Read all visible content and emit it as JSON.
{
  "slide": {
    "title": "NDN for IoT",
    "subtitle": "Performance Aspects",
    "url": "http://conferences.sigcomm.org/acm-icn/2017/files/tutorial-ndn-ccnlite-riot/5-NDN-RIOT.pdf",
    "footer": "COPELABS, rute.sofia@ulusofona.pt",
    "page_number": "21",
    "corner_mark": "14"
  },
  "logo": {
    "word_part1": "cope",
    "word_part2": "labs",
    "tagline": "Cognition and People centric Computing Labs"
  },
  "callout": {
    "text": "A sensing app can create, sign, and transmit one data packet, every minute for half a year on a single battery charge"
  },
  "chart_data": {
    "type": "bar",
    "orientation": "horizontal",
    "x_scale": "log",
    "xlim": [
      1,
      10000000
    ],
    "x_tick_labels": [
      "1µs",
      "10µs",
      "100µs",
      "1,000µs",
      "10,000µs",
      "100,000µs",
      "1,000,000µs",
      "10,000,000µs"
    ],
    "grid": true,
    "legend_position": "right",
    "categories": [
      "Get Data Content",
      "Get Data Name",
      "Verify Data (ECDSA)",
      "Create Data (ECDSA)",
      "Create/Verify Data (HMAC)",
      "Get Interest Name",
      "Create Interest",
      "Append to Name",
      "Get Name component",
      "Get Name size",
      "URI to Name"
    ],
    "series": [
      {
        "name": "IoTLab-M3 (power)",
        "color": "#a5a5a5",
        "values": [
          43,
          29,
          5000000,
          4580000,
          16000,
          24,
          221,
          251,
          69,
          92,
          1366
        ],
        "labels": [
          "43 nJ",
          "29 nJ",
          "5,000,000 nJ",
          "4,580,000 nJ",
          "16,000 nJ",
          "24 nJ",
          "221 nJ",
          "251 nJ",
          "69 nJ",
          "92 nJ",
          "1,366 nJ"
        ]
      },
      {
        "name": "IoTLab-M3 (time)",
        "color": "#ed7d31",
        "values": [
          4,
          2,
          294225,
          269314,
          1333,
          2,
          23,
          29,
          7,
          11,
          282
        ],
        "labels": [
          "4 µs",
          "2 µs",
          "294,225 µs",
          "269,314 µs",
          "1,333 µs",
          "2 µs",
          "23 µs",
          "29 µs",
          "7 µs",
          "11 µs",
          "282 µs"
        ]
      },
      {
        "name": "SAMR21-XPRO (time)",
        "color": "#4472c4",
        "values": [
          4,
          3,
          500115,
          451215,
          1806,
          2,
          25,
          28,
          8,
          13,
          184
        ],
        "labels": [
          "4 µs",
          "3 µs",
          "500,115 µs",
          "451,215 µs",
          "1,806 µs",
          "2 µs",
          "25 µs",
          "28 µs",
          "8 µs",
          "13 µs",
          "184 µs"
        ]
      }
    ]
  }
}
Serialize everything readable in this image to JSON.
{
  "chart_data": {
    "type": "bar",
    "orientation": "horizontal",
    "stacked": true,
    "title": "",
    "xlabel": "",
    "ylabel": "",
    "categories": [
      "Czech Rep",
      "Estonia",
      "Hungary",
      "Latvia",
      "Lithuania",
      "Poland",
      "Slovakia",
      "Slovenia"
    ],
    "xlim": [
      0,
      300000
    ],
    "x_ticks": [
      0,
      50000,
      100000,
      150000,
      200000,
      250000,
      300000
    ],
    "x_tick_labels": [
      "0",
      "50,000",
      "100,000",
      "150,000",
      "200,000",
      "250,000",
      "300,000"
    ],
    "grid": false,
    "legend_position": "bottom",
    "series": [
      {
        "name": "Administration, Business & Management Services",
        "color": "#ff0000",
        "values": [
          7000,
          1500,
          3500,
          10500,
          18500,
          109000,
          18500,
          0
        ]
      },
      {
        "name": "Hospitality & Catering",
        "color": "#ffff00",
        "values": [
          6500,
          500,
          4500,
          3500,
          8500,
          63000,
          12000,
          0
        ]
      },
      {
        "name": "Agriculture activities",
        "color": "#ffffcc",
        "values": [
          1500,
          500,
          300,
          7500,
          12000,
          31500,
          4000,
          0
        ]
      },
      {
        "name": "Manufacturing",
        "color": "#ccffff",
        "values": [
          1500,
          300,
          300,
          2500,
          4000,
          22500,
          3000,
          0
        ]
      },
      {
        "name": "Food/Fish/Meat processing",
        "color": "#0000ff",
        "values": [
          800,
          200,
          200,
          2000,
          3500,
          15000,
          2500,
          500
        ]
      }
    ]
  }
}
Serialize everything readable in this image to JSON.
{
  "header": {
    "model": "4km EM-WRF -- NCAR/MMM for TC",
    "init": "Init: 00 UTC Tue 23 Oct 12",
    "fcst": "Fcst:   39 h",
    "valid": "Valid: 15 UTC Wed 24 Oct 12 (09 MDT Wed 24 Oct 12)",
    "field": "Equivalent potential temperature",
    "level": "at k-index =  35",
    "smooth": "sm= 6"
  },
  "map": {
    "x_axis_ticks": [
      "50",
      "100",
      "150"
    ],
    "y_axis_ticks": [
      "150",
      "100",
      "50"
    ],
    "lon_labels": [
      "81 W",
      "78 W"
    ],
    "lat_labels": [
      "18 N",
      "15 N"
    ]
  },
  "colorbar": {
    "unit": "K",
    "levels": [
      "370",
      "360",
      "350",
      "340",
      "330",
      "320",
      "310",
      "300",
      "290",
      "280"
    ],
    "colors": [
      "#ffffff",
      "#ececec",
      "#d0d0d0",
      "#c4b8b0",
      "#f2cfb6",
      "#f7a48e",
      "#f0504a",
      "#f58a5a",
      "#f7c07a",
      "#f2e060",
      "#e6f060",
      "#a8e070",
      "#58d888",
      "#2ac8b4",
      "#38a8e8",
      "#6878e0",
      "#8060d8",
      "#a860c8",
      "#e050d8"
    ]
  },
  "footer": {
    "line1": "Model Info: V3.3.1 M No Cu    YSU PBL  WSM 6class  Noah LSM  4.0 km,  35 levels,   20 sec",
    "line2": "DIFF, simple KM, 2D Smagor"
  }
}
○ ○ ○ ○
### Given task
Wherever "IoTLab" shows up in a line, copy that line.

### Solution to the exercise
        "name": "IoTLab-M3 (power)",
        "name": "IoTLab-M3 (time)",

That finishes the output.